**DIRECTIVE:** Go through the material and write it all out exactly, minus the pictures.

**MATERIAL FOR THIS EXERCISE:**

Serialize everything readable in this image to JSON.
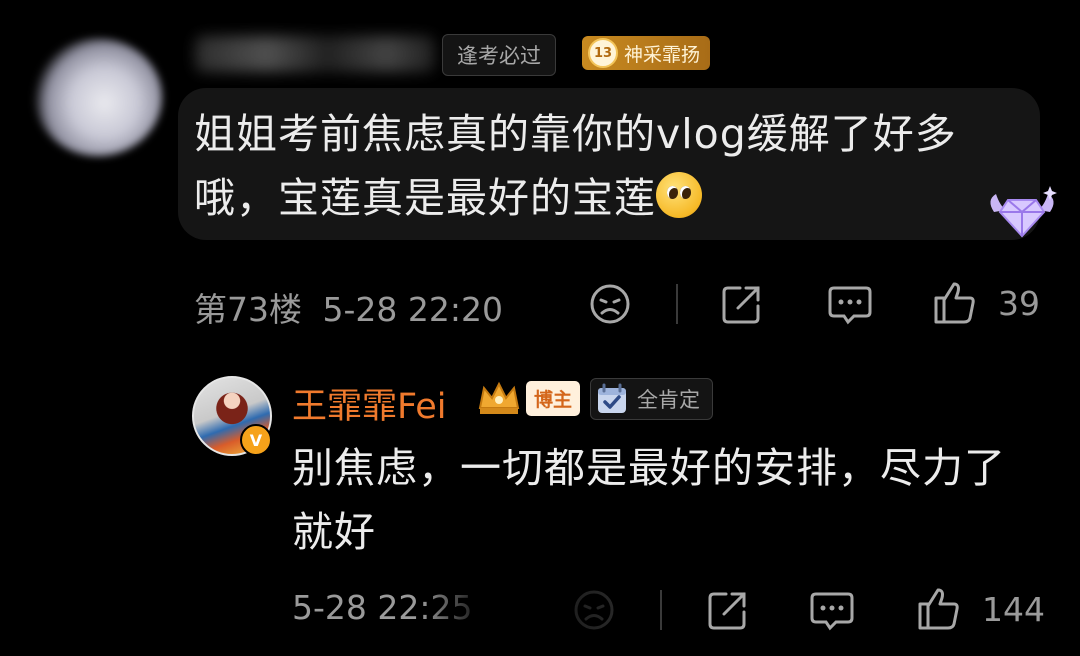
{
  "comment": {
    "username_hidden": true,
    "tag_label": "逢考必过",
    "honor_level": "13",
    "honor_label": "神采霏扬",
    "text": "姐姐考前焦虑真的靠你的vlog缓解了好多哦，宝莲真是最好的宝莲",
    "emoji": "pleading-face",
    "floor": "第73楼",
    "time": "5-28 22:20",
    "likes": "39"
  },
  "reply": {
    "author": "王霏霏Fei",
    "host_label": "博主",
    "fan_tag": "全肯定",
    "verified_badge": "V",
    "text": "别焦虑，一切都是最好的安排，尽力了就好",
    "time": "5-28 22:25",
    "likes": "144"
  },
  "colors": {
    "background": "#000000",
    "author_name": "#f07a2d",
    "honor_tag": "#c88a20",
    "meta_text": "#9a9a9a"
  },
  "icons": [
    "dislike-face-icon",
    "share-icon",
    "comment-icon",
    "like-icon",
    "gem-badge-icon",
    "crown-icon",
    "calendar-check-icon"
  ]
}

**CORRECT RESPONSE:**
Serialize everything readable in this image to JSON.
{
  "comment": {
    "username_hidden": true,
    "tag_label": "逢考必过",
    "honor_level": "13",
    "honor_label": "神采霏扬",
    "text": "姐姐考前焦虑真的靠你的vlog缓解了好多哦，宝莲真是最好的宝莲",
    "emoji": "pleading-face",
    "floor": "第73楼",
    "time": "5-28 22:20",
    "likes": "39"
  },
  "reply": {
    "author": "王霏霏Fei",
    "host_label": "博主",
    "fan_tag": "全肯定",
    "verified_badge": "V",
    "text": "别焦虑，一切都是最好的安排，尽力了就好",
    "time": "5-28 22:25",
    "likes": "144"
  },
  "colors": {
    "background": "#000000",
    "author_name": "#f07a2d",
    "honor_tag": "#c88a20",
    "meta_text": "#9a9a9a"
  },
  "icons": [
    "dislike-face-icon",
    "share-icon",
    "comment-icon",
    "like-icon",
    "gem-badge-icon",
    "crown-icon",
    "calendar-check-icon"
  ]
}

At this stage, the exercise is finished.